- Founded: 1977
- Founder: Martin Mills
- Distributor: PIAS (UK, Benelux) Redeye (U.S.) Hostess (Japan) FAB Distribution (Canada) Wagram (France);
- Genre: Various
- Country of origin: United Kingdom
- Location: London (company headquarters) New York City;
- Official website: www.beggars.com archive.beggars.com www.beggarsgroup.ca www.beggarsgroup.de www.beatink.com

= Beggars Group =

British record company

Beggars Group is a British record company, founded by Martin Mills, that owns or holds stakes in various record labels, including 4AD, Rough Trade Records, Matador Records, XL Recordings, and Young.

==History==
The company had its origins in the Beggars Banquet record shops, which first opened in 1973 in Earls Court, London. In 1977, inspired by the DIY aesthetics of the British punk rock movement, which was at the height of its popularity, the shop founders decided to form an independent label and release records as Beggars Banquet Records. This became the group's flagship label and name.

::::::::

### TASKS TO PERFORM
• 1. According to the Beggars Group profile, where and in what year did the first Beggars Banquet record shop open?
• 2. Write the next part of the Beggars Group history, picking up after its final sentence.
The material after this comes from a separate source.

::::::::

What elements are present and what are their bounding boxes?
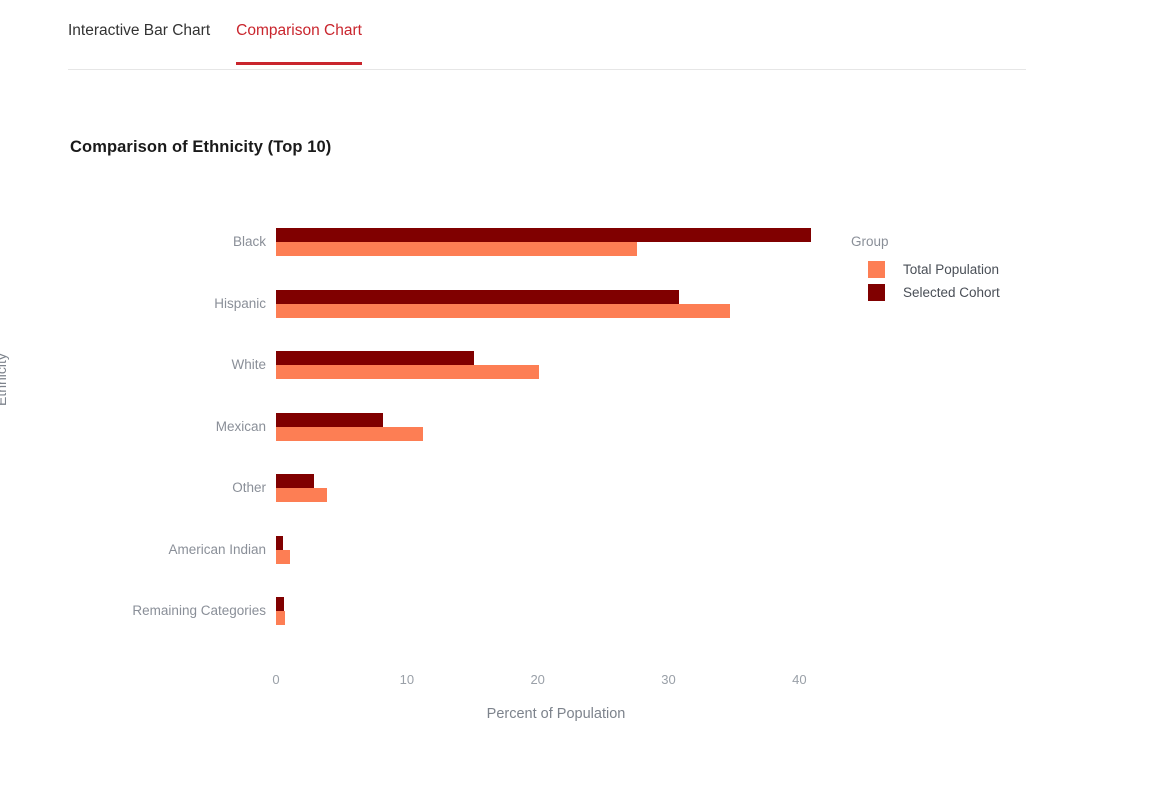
bar-total-population[interactable]	[276, 611, 285, 625]
legend-label-total-population: Total Population	[903, 262, 999, 277]
bar-total-population[interactable]	[276, 304, 730, 318]
x-axis-tick-label: 0	[272, 672, 279, 687]
bar-total-population[interactable]	[276, 427, 423, 441]
y-axis-tick-label: American Indian	[66, 542, 266, 557]
plot-area	[276, 228, 836, 656]
x-axis-tick-label: 20	[530, 672, 544, 687]
legend-swatch-total-population	[868, 261, 885, 278]
legend-title: Group	[851, 234, 1051, 249]
bar-selected-cohort[interactable]	[276, 351, 474, 365]
y-axis-title: Ethnicity	[0, 286, 9, 406]
legend-item-selected-cohort[interactable]: Selected Cohort	[851, 284, 1051, 301]
bar-total-population[interactable]	[276, 488, 327, 502]
bar-group	[276, 474, 836, 502]
legend-item-total-population[interactable]: Total Population	[851, 261, 1051, 278]
bar-selected-cohort[interactable]	[276, 290, 679, 304]
bar-total-population[interactable]	[276, 242, 637, 256]
bar-group	[276, 597, 836, 625]
bar-selected-cohort[interactable]	[276, 228, 811, 242]
bar-group	[276, 290, 836, 318]
bar-group	[276, 228, 836, 256]
x-axis-tick-label: 40	[792, 672, 806, 687]
y-axis-tick-label: Hispanic	[66, 296, 266, 311]
y-axis-tick-label: White	[66, 357, 266, 372]
legend-swatch-selected-cohort	[868, 284, 885, 301]
bar-selected-cohort[interactable]	[276, 597, 284, 611]
legend-label-selected-cohort: Selected Cohort	[903, 285, 1000, 300]
comparison-chart: Ethnicity BlackHispanicWhiteMexicanOther…	[0, 0, 1157, 789]
y-axis-tick-labels: BlackHispanicWhiteMexicanOtherAmerican I…	[66, 228, 266, 656]
y-axis-tick-label: Other	[66, 480, 266, 495]
y-axis-tick-label: Black	[66, 234, 266, 249]
y-axis-tick-label: Mexican	[66, 419, 266, 434]
x-axis-tick-labels: 010203040	[276, 672, 836, 692]
bar-selected-cohort[interactable]	[276, 536, 283, 550]
x-axis-tick-label: 10	[400, 672, 414, 687]
bar-group	[276, 536, 836, 564]
bar-total-population[interactable]	[276, 365, 539, 379]
legend: Group Total Population Selected Cohort	[851, 234, 1051, 307]
x-axis-tick-label: 30	[661, 672, 675, 687]
bar-selected-cohort[interactable]	[276, 413, 383, 427]
bar-group	[276, 413, 836, 441]
y-axis-tick-label: Remaining Categories	[66, 603, 266, 618]
bar-total-population[interactable]	[276, 550, 290, 564]
bar-group	[276, 351, 836, 379]
x-axis-title: Percent of Population	[276, 706, 836, 722]
bar-selected-cohort[interactable]	[276, 474, 314, 488]
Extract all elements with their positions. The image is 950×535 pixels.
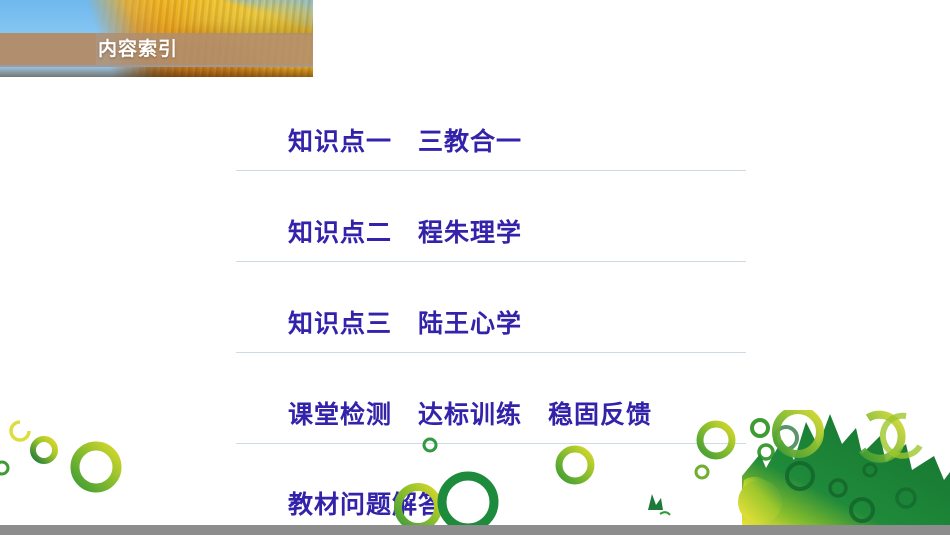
treeline-shadow <box>69 0 313 35</box>
content-index-list: 知识点一 三教合一 知识点二 程朱理学 知识点三 陆王心学 课堂检测 达标训练 … <box>236 108 746 534</box>
index-item-label: 知识点一 三教合一 <box>236 108 746 170</box>
header-banner: 内容索引 <box>0 0 313 77</box>
bottom-strip <box>0 525 950 535</box>
index-item-3[interactable]: 知识点三 陆王心学 <box>236 290 746 353</box>
index-item-label: 知识点三 陆王心学 <box>236 290 746 352</box>
index-item-4[interactable]: 课堂检测 达标训练 稳固反馈 <box>236 381 746 444</box>
index-item-label: 教材问题解答 <box>236 471 746 533</box>
decor-rings-left <box>0 422 117 488</box>
band-left-fill <box>0 33 96 65</box>
maple-leaf-graphic <box>738 410 950 525</box>
index-item-1[interactable]: 知识点一 三教合一 <box>236 108 746 171</box>
index-item-2[interactable]: 知识点二 程朱理学 <box>236 199 746 262</box>
presentation-slide: 内容索引 知识点一 三教合一 知识点二 程朱理学 知识点三 陆王心学 课堂检测 … <box>0 0 950 535</box>
page-title: 内容索引 <box>98 40 178 59</box>
index-item-label: 课堂检测 达标训练 稳固反馈 <box>236 381 746 443</box>
banner-title-band: 内容索引 <box>0 33 313 67</box>
index-item-label: 知识点二 程朱理学 <box>236 199 746 261</box>
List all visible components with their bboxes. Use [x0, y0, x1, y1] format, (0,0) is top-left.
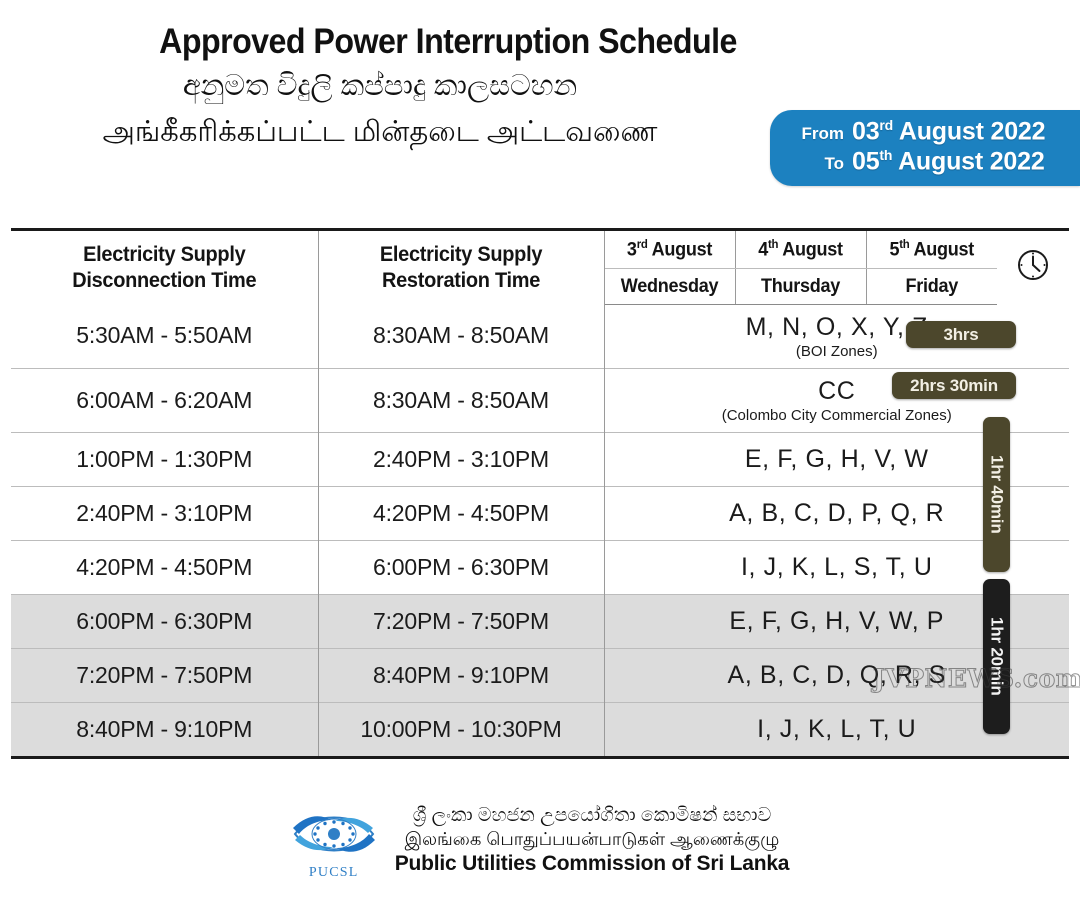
table-row: 6:00PM - 6:30PM 7:20PM - 7:50PM E, F, G,…	[11, 594, 1069, 648]
cell-disconnect-time: 8:40PM - 9:10PM	[11, 702, 318, 757]
organisation-name: ශ්‍රී ලංකා මහජන උපයෝගිතා කොමිෂන් සභාව இல…	[395, 804, 790, 878]
zone-note: (BOI Zones)	[609, 343, 1066, 360]
cell-zones: E, F, G, H, V, W	[604, 432, 1069, 486]
table-head: Electricity Supply Disconnection Time El…	[11, 230, 1069, 305]
zone-note: (Colombo City Commercial Zones)	[609, 407, 1066, 424]
schedule-table: Electricity Supply Disconnection Time El…	[11, 228, 1069, 759]
cell-disconnect-time: 2:40PM - 3:10PM	[11, 486, 318, 540]
table-row: 8:40PM - 9:10PM 10:00PM - 10:30PM I, J, …	[11, 702, 1069, 757]
date-to-line: To 05th August 2022	[792, 147, 1080, 177]
cell-zones: E, F, G, H, V, W, P	[604, 594, 1069, 648]
org-name-english: Public Utilities Commission of Sri Lanka	[395, 851, 790, 878]
th-weekday-1: Thursday	[738, 268, 862, 304]
table-body: 5:30AM - 5:50AM 8:30AM - 8:50AM M, N, O,…	[11, 304, 1069, 757]
cell-restore-time: 6:00PM - 6:30PM	[318, 540, 604, 594]
cell-restore-time: 8:30AM - 8:50AM	[318, 304, 604, 368]
pucsl-logo: PUCSL	[291, 802, 377, 880]
th-disconnection-time: Electricity Supply Disconnection Time	[19, 230, 311, 305]
th-weekday-0: Wednesday	[607, 268, 731, 304]
header-row-dates: Electricity Supply Disconnection Time El…	[11, 230, 1069, 269]
table-row: 2:40PM - 3:10PM 4:20PM - 4:50PM A, B, C,…	[11, 486, 1069, 540]
th-date-2: 5th August	[869, 230, 993, 269]
zone-list: E, F, G, H, V, W	[609, 445, 1066, 474]
page-footer: PUCSL ශ්‍රී ලංකා මහජන උපයෝගිතා කොමිෂන් ස…	[0, 802, 1080, 880]
zone-list: I, J, K, L, T, U	[609, 715, 1066, 744]
th-date-0: 3rd August	[607, 230, 731, 269]
zone-list: I, J, K, L, S, T, U	[609, 553, 1066, 582]
cell-restore-time: 8:40PM - 9:10PM	[318, 648, 604, 702]
pucsl-logo-text: PUCSL	[291, 865, 377, 881]
cell-zones: I, J, K, L, S, T, U	[604, 540, 1069, 594]
table-row: 1:00PM - 1:30PM 2:40PM - 3:10PM E, F, G,…	[11, 432, 1069, 486]
schedule-table-wrapper: Electricity Supply Disconnection Time El…	[11, 228, 1069, 759]
cell-restore-time: 7:20PM - 7:50PM	[318, 594, 604, 648]
cell-zones: CC (Colombo City Commercial Zones)	[604, 368, 1069, 432]
cell-zones: A, B, C, D, Q, R, S	[604, 648, 1069, 702]
table-row: 4:20PM - 4:50PM 6:00PM - 6:30PM I, J, K,…	[11, 540, 1069, 594]
cell-restore-time: 8:30AM - 8:50AM	[318, 368, 604, 432]
th-date-1: 4th August	[738, 230, 862, 269]
org-name-sinhala: ශ්‍රී ලංකා මහජන උපයෝගිතා කොමිෂන් සභාව	[395, 804, 790, 828]
cell-restore-time: 4:20PM - 4:50PM	[318, 486, 604, 540]
zone-list: A, B, C, D, P, Q, R	[609, 499, 1066, 528]
from-date: 03rd August 2022	[852, 117, 1045, 147]
cell-restore-time: 2:40PM - 3:10PM	[318, 432, 604, 486]
cell-disconnect-time: 6:00PM - 6:30PM	[11, 594, 318, 648]
cell-disconnect-time: 7:20PM - 7:50PM	[11, 648, 318, 702]
cell-zones: I, J, K, L, T, U	[604, 702, 1069, 757]
table-row: 6:00AM - 6:20AM 8:30AM - 8:50AM CC (Colo…	[11, 368, 1069, 432]
zone-list: A, B, C, D, Q, R, S	[609, 661, 1066, 690]
date-range-banner: From 03rd August 2022 To 05th August 202…	[770, 110, 1080, 186]
clock-icon	[1016, 269, 1050, 286]
cell-zones: A, B, C, D, P, Q, R	[604, 486, 1069, 540]
from-label: From	[792, 124, 844, 144]
cell-disconnect-time: 1:00PM - 1:30PM	[11, 432, 318, 486]
page-title-sinhala: අනුමත විදුලි කප්පාදු කාලසටහන	[0, 70, 1080, 103]
table-row: 5:30AM - 5:50AM 8:30AM - 8:50AM M, N, O,…	[11, 304, 1069, 368]
zone-list: M, N, O, X, Y, Z	[609, 313, 1066, 342]
page-header: Approved Power Interruption Schedule අනු…	[0, 0, 1080, 210]
zone-list: CC	[609, 377, 1066, 406]
date-from-line: From 03rd August 2022	[792, 117, 1080, 147]
cell-restore-time: 10:00PM - 10:30PM	[318, 702, 604, 757]
pucsl-eye-icon	[291, 802, 377, 866]
cell-disconnect-time: 5:30AM - 5:50AM	[11, 304, 318, 368]
th-weekday-2: Friday	[869, 268, 993, 304]
to-label: To	[792, 154, 844, 174]
zone-list: E, F, G, H, V, W, P	[609, 607, 1066, 636]
cell-disconnect-time: 6:00AM - 6:20AM	[11, 368, 318, 432]
duration-column-header	[997, 230, 1069, 305]
table-row: 7:20PM - 7:50PM 8:40PM - 9:10PM A, B, C,…	[11, 648, 1069, 702]
page-title: Approved Power Interruption Schedule	[43, 22, 1037, 62]
th-restoration-time: Electricity Supply Restoration Time	[325, 230, 597, 305]
cell-disconnect-time: 4:20PM - 4:50PM	[11, 540, 318, 594]
cell-zones: M, N, O, X, Y, Z (BOI Zones)	[604, 304, 1069, 368]
org-name-tamil: இலங்கை பொதுப்பயன்பாடுகள் ஆணைக்குழு	[395, 828, 790, 851]
to-date: 05th August 2022	[852, 147, 1045, 177]
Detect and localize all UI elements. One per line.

::::::::

### RESULTS
• 1. In Earls Court, London, in 1973.

• 2.
The first band on the label was English punk group The Lurkers; the first ever release on the label was The Lurkers' "Shadow"/ "Love Story" 7-inch single. Later in the decade and into the early 1980s, hits from Tubeway Army and Gary Numan confirmed the label's status in the industry. Beggars Banquet later released music by Bauhaus, Biffy Clyro, Buffalo Tom, The Charlatans, The Cult, The Fall, The Go-Betweens, The National, St. Vincent and Tindersticks.

In August 2002, it was announced that Beggars Group had purchased a 50% stake in Matador Records. In July 2007, it was reported that Beggars had purchased Rough Trade Records.

The company owned a stake in Spotify, but sold their shares in 2019. Although the full amount received was never disclosed, half of the earnings were distributed amongst the label's artists, while £8m went to Martin Mills.

==Ownership==
The Beggars Group has been in business for over forty years and is owned and managed by Martin Mills. As of 2017, the main labels that form the group are 4AD, Matador Records, Rough Trade Records, XL Recordings, and Young. The company owns 4AD (the label itself a Beggars Banquet imprint) outright, and retains a 50% stake in each of the others. Older labels within the group, including Beggars Banquet itself and Too Pure, are now part of Beggars Arkive, which is the catalogue department for its labels that are no longer active.

XL is a major owner of the Rough Trade Shops chain, where Beggars directors own shares and oversee control.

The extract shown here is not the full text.